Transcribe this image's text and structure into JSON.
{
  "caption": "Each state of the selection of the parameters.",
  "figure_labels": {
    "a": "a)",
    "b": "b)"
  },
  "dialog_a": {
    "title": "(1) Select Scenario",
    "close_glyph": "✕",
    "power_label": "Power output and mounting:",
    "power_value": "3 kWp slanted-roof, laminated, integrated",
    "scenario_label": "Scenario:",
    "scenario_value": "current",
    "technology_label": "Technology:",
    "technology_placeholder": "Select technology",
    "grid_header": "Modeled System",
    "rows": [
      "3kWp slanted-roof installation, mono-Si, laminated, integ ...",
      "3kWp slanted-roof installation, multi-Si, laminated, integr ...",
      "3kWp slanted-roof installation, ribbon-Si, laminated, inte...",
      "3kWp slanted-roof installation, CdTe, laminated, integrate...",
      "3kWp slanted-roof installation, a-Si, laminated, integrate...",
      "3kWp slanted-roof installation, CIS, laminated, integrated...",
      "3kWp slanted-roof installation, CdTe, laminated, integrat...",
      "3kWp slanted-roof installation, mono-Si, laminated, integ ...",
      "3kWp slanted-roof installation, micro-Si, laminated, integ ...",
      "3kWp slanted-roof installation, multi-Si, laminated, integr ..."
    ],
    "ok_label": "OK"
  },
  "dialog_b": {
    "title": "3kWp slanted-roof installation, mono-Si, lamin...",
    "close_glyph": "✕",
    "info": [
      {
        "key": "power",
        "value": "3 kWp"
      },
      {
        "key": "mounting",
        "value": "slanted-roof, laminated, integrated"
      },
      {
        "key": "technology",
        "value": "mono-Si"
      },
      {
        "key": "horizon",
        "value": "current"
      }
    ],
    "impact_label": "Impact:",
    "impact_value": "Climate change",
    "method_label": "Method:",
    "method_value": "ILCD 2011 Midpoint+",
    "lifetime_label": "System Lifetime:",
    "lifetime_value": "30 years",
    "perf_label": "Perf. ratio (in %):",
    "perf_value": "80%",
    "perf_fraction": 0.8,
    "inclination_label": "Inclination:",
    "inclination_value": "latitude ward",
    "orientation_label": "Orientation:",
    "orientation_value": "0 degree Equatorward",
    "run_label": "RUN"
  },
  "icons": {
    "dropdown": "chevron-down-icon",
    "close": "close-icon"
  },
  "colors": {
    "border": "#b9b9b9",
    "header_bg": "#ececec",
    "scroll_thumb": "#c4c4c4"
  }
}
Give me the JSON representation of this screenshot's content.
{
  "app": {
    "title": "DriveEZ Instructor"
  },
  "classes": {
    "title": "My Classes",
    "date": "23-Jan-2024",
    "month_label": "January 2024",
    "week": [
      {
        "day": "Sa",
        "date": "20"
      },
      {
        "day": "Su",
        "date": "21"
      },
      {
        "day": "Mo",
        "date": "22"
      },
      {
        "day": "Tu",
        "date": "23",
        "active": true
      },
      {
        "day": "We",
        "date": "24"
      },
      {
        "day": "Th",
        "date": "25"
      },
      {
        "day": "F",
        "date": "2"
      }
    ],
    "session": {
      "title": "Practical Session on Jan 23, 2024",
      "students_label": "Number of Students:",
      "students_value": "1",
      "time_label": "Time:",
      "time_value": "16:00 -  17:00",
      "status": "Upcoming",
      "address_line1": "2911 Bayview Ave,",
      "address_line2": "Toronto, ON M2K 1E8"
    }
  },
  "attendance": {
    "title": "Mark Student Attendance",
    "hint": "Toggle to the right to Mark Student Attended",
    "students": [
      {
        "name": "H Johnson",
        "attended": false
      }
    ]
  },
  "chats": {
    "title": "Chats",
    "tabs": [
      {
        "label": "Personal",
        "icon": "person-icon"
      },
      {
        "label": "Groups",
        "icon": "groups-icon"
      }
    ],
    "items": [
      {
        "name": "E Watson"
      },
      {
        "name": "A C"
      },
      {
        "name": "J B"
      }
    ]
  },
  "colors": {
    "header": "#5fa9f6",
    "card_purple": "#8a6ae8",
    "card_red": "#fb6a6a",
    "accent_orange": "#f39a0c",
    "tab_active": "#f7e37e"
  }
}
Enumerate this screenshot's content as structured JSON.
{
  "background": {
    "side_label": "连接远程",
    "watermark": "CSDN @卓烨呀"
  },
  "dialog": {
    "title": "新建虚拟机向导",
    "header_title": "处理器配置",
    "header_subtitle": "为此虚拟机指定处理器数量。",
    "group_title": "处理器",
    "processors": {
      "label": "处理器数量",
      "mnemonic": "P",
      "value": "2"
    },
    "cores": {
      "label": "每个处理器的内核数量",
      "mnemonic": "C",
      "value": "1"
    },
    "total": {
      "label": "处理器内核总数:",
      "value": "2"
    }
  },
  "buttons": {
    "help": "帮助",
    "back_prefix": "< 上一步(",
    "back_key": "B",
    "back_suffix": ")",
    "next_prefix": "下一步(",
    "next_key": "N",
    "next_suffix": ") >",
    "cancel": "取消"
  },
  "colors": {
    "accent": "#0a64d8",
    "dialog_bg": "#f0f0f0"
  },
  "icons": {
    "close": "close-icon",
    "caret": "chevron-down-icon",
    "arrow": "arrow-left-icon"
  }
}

====================

REQUIREMENT: Go through the entries above and count the lines containing the word "mounting"; give only that count.

COMPLETE RESPONSE: 2